• PROBLEM STATEMENT
In the records below, copy out the lines without any change, from the line with "badge-main-text: ALARM SYSTEM" up to and including the line with "device-location: Front Door — [301, 134, 373, 151]".

• DATA FOR PROCESSING
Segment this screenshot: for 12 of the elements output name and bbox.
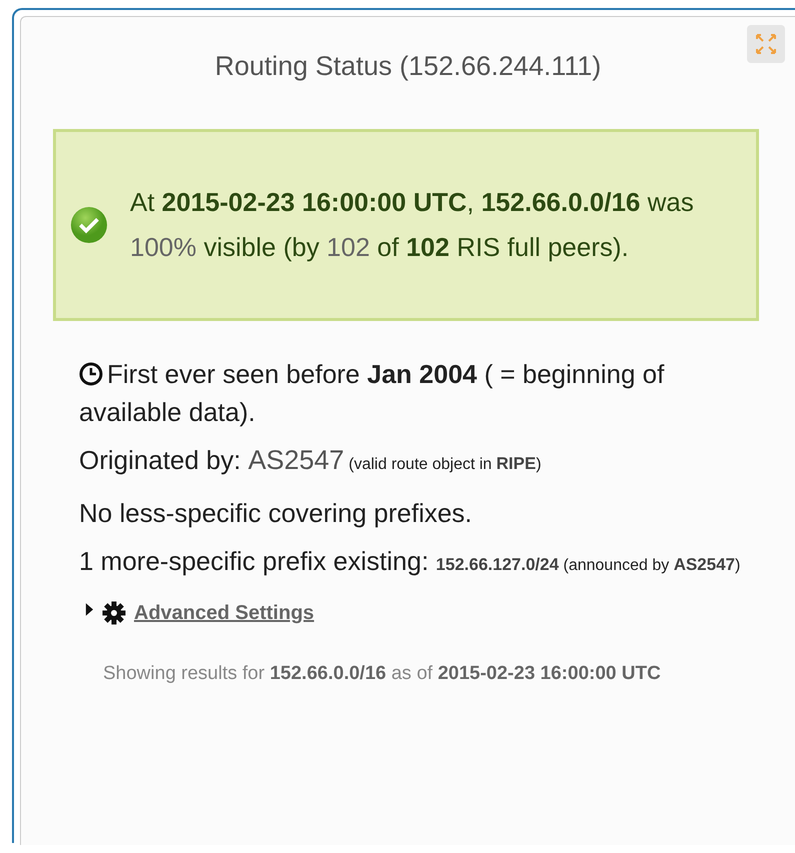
expand-icon[interactable] (85, 602, 94, 616)
advanced-settings-link[interactable]: Advanced Settings (134, 602, 314, 624)
clock-icon (79, 362, 103, 386)
routing-fact: Originated by: AS2547 (valid route object in RIPE) (79, 444, 542, 477)
routing-fact: No less-specific covering prefixes. (79, 497, 474, 530)
widget-title: Routing Status (152.66.244.111) (214, 50, 602, 83)
expand-icon (753, 31, 779, 57)
status-message: At 2015-02-23 16:00:00 UTC, 152.66.0.0/16 was 100% visible (by 102 of 102 RIS full peers). (130, 186, 695, 264)
routing-fact: 1 more-specific prefix existing: 152.66.127.0/24 (announced by AS2547) (79, 545, 742, 578)
routing-fact: First ever seen before Jan 2004 ( = beginning of available data). (79, 358, 666, 429)
results-note: Showing results for 152.66.0.0/16 as of 2015-02-23 16:00:00 UTC (103, 662, 662, 686)
settings-icon (102, 601, 126, 625)
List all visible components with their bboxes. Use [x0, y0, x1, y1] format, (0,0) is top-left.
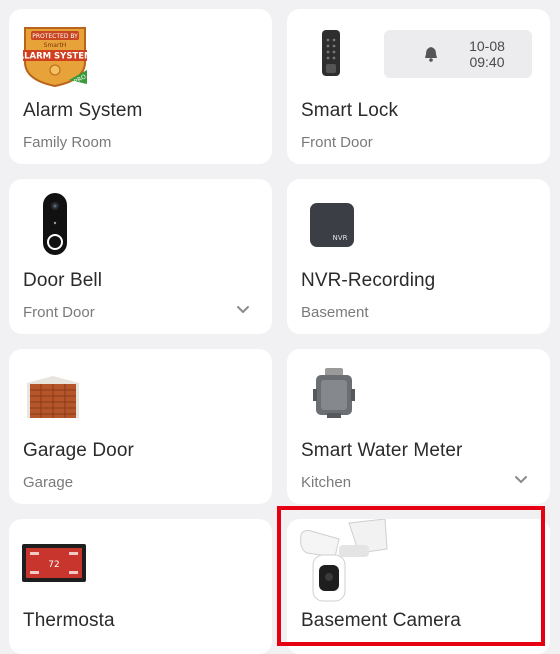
badge-main-text: ALARM SYSTEM — [21, 52, 89, 62]
smart-lock-icon — [321, 29, 341, 79]
device-name: Smart Water Meter — [301, 440, 463, 461]
device-name: NVR-Recording — [301, 270, 436, 291]
device-name: Door Bell — [23, 270, 103, 291]
doorbell-icon — [42, 192, 68, 256]
device-card-garage-door[interactable]: Garage Door Garage — [9, 349, 272, 504]
device-location: Kitchen — [301, 474, 352, 491]
bell-icon — [425, 47, 437, 62]
last-activity-notice: 10-08 09:40 — [384, 30, 532, 78]
device-card-basement-camera[interactable]: Basement Camera — [287, 518, 550, 654]
badge-brand-text: SmartH — [44, 42, 67, 49]
garage-door-icon — [25, 375, 81, 419]
device-card-alarm-system[interactable]: PROTECTED BY SmartH ALARM SYSTEM PRO Ala… — [9, 9, 272, 164]
device-location: Front Door — [301, 134, 373, 151]
thermostat-icon: 72 — [21, 543, 87, 583]
notice-time: 09:40 — [469, 54, 505, 70]
device-card-nvr-recording[interactable]: NVR NVR-Recording Basement — [287, 179, 550, 334]
alarm-system-badge-icon: PROTECTED BY SmartH ALARM SYSTEM PRO — [18, 22, 93, 88]
device-location: Basement — [301, 304, 369, 321]
device-name: Basement Camera — [301, 610, 461, 631]
device-name: Alarm System — [23, 100, 143, 121]
badge-top-text: PROTECTED BY — [32, 33, 78, 40]
device-name: Garage Door — [23, 440, 134, 461]
thermostat-temp-label: 72 — [48, 560, 59, 570]
chevron-down-icon[interactable] — [514, 475, 528, 485]
device-name: Smart Lock — [301, 100, 399, 121]
device-location: Garage — [23, 474, 74, 491]
nvr-icon: NVR — [309, 202, 355, 248]
chevron-down-icon[interactable] — [236, 305, 250, 315]
water-meter-icon — [313, 367, 355, 419]
device-card-door-bell[interactable]: Door Bell Front Door — [9, 179, 272, 334]
device-location: Front Door — [23, 304, 95, 321]
device-card-smart-water-meter[interactable]: Smart Water Meter Kitchen — [287, 349, 550, 504]
nvr-icon-label: NVR — [333, 234, 348, 242]
device-card-thermostat[interactable]: 72 Thermosta — [9, 519, 272, 654]
device-card-smart-lock[interactable]: 10-08 09:40 Smart Lock Front Door — [287, 9, 550, 164]
floodlight-camera-icon — [299, 518, 391, 607]
notice-date: 10-08 — [469, 38, 505, 54]
device-name: Thermosta — [23, 610, 115, 631]
notice-timestamp: 10-08 09:40 — [452, 38, 522, 70]
device-location: Family Room — [23, 134, 112, 151]
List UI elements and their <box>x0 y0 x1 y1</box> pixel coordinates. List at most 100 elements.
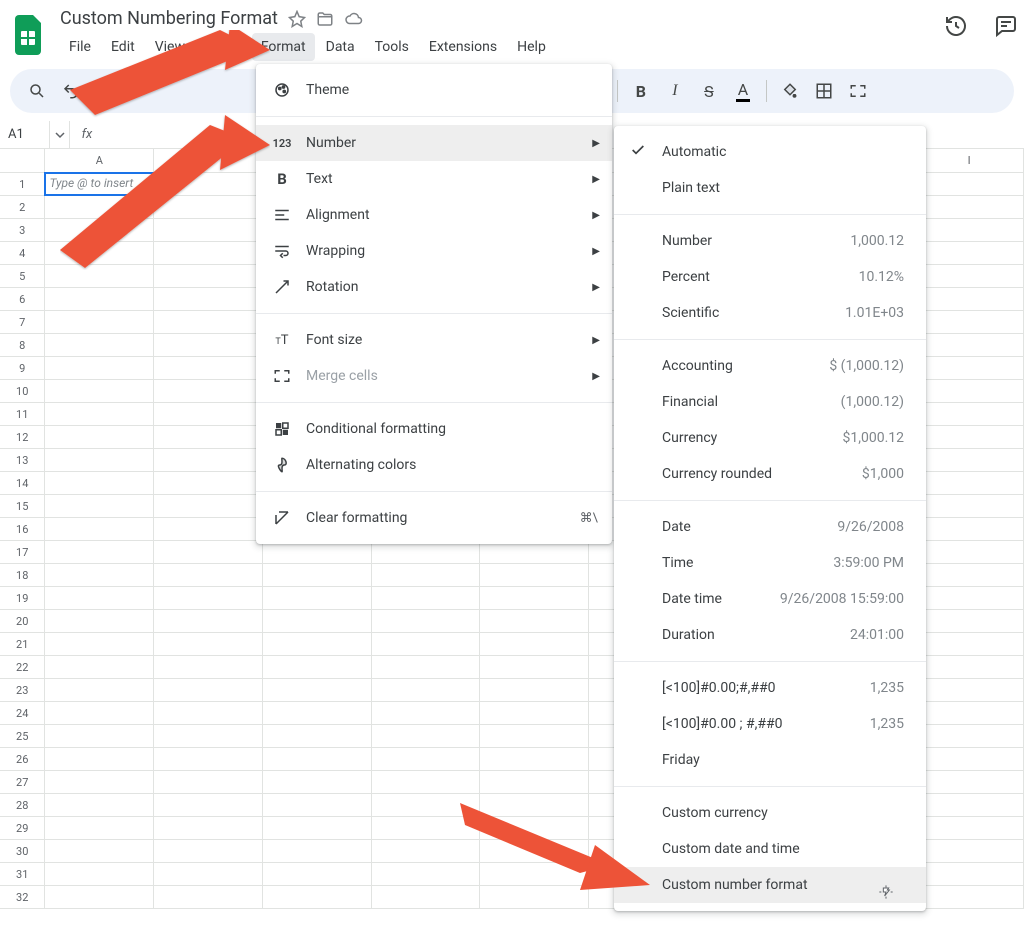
cell[interactable] <box>154 863 263 885</box>
menu-view[interactable]: View <box>146 33 194 61</box>
cell[interactable] <box>154 840 263 862</box>
number-item-number[interactable]: Number1,000.12 <box>614 223 926 259</box>
row-header[interactable]: 26 <box>0 748 45 770</box>
cell[interactable] <box>915 702 1024 724</box>
cell[interactable] <box>154 196 263 218</box>
cell[interactable] <box>154 357 263 379</box>
cell[interactable] <box>480 840 589 862</box>
menu-item-clear-formatting[interactable]: Clear formatting⌘\ <box>256 500 612 536</box>
cell[interactable] <box>154 495 263 517</box>
cell[interactable] <box>480 564 589 586</box>
cell[interactable] <box>263 702 372 724</box>
cell[interactable] <box>154 265 263 287</box>
cell[interactable] <box>154 794 263 816</box>
cell[interactable] <box>372 840 481 862</box>
cell[interactable] <box>45 748 154 770</box>
cell[interactable] <box>154 610 263 632</box>
row-header[interactable]: 24 <box>0 702 45 724</box>
cell[interactable] <box>154 633 263 655</box>
menu-item-wrapping[interactable]: Wrapping▶ <box>256 233 612 269</box>
cell[interactable] <box>480 794 589 816</box>
cell[interactable] <box>915 380 1024 402</box>
cell[interactable] <box>45 311 154 333</box>
cell[interactable] <box>154 748 263 770</box>
cell[interactable] <box>45 495 154 517</box>
row-header[interactable]: 9 <box>0 357 45 379</box>
comment-icon[interactable] <box>994 14 1018 38</box>
row-header[interactable]: 32 <box>0 886 45 908</box>
row-header[interactable]: 11 <box>0 403 45 425</box>
row-header[interactable]: 10 <box>0 380 45 402</box>
cell[interactable] <box>263 725 372 747</box>
cell[interactable] <box>915 863 1024 885</box>
menu-format[interactable]: Format <box>252 33 315 61</box>
cell[interactable] <box>263 817 372 839</box>
cell[interactable] <box>154 587 263 609</box>
cell[interactable] <box>263 610 372 632</box>
cell[interactable] <box>915 495 1024 517</box>
cell[interactable] <box>45 794 154 816</box>
undo-icon[interactable] <box>56 76 86 106</box>
cell[interactable] <box>915 288 1024 310</box>
cell[interactable] <box>154 380 263 402</box>
menu-insert[interactable]: Insert <box>196 33 250 61</box>
cell[interactable] <box>372 886 481 908</box>
menu-help[interactable]: Help <box>508 33 555 61</box>
cell[interactable] <box>372 748 481 770</box>
history-icon[interactable] <box>944 14 968 38</box>
bold-icon[interactable]: B <box>626 76 656 106</box>
cell[interactable] <box>263 564 372 586</box>
cell[interactable] <box>154 426 263 448</box>
row-header[interactable]: 1 <box>0 173 45 195</box>
cell[interactable] <box>915 610 1024 632</box>
cell[interactable] <box>45 702 154 724</box>
menu-item-theme[interactable]: Theme <box>256 72 612 108</box>
cell[interactable] <box>154 472 263 494</box>
row-header[interactable]: 22 <box>0 656 45 678</box>
doc-title[interactable]: Custom Numbering Format <box>60 8 278 29</box>
menu-item-text[interactable]: BText▶ <box>256 161 612 197</box>
number-item-automatic[interactable]: Automatic <box>614 134 926 170</box>
cell[interactable] <box>45 380 154 402</box>
row-header[interactable]: 16 <box>0 518 45 540</box>
cell[interactable] <box>45 219 154 241</box>
cell[interactable] <box>45 357 154 379</box>
menu-item-alignment[interactable]: Alignment▶ <box>256 197 612 233</box>
cell[interactable] <box>915 518 1024 540</box>
cell[interactable] <box>45 679 154 701</box>
cell[interactable] <box>263 794 372 816</box>
cell[interactable] <box>45 541 154 563</box>
row-header[interactable]: 30 <box>0 840 45 862</box>
cell[interactable] <box>372 725 481 747</box>
cell[interactable] <box>480 886 589 908</box>
cell[interactable] <box>372 679 481 701</box>
row-header[interactable]: 17 <box>0 541 45 563</box>
cell[interactable] <box>45 564 154 586</box>
menu-tools[interactable]: Tools <box>366 33 418 61</box>
cell[interactable] <box>45 863 154 885</box>
cell[interactable] <box>915 541 1024 563</box>
cell[interactable] <box>915 771 1024 793</box>
cell[interactable] <box>915 472 1024 494</box>
cell[interactable] <box>915 817 1024 839</box>
number-item-custom-date-and-time[interactable]: Custom date and time <box>614 831 926 867</box>
cell[interactable] <box>915 334 1024 356</box>
number-item-time[interactable]: Time3:59:00 PM <box>614 545 926 581</box>
cell[interactable] <box>154 219 263 241</box>
cell[interactable] <box>915 564 1024 586</box>
cell[interactable] <box>263 840 372 862</box>
cell[interactable] <box>154 518 263 540</box>
cell[interactable] <box>45 840 154 862</box>
cell[interactable] <box>263 656 372 678</box>
cell[interactable] <box>480 725 589 747</box>
row-header[interactable]: 6 <box>0 288 45 310</box>
cell[interactable]: Type @ to insert <box>45 173 154 195</box>
cell[interactable] <box>915 840 1024 862</box>
cell[interactable] <box>915 311 1024 333</box>
menu-item-font-size[interactable]: TTFont size▶ <box>256 322 612 358</box>
menu-data[interactable]: Data <box>317 33 364 61</box>
cell[interactable] <box>263 541 372 563</box>
cell[interactable] <box>915 587 1024 609</box>
cell[interactable] <box>480 633 589 655</box>
cell[interactable] <box>45 265 154 287</box>
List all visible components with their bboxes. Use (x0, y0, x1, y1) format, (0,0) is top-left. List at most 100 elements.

• CORRECT OUTPUT
badge-main-text: ALARM SYSTEM — [21, 52, 89, 62]
smart-lock-icon — [321, 29, 341, 79]
device-name: Smart Water Meter — [301, 440, 463, 461]
device-name: NVR-Recording — [301, 270, 436, 291]
device-name: Door Bell — [23, 270, 103, 291]
doorbell-icon — [42, 192, 68, 256]
device-card-garage-door[interactable]: Garage Door Garage — [9, 349, 272, 504]
device-location: Kitchen — [301, 474, 352, 491]
bell-icon — [425, 47, 437, 62]
last-activity-notice: 10-08 09:40 — [384, 30, 532, 78]
device-card-basement-camera[interactable]: Basement Camera — [287, 518, 550, 654]
badge-brand-text: SmartH — [44, 42, 67, 49]
garage-door-icon — [25, 375, 81, 419]
device-card-alarm-system[interactable]: PROTECTED BY SmartH ALARM SYSTEM PRO Ala… — [9, 9, 272, 164]
device-location: Front Door — [301, 134, 373, 151]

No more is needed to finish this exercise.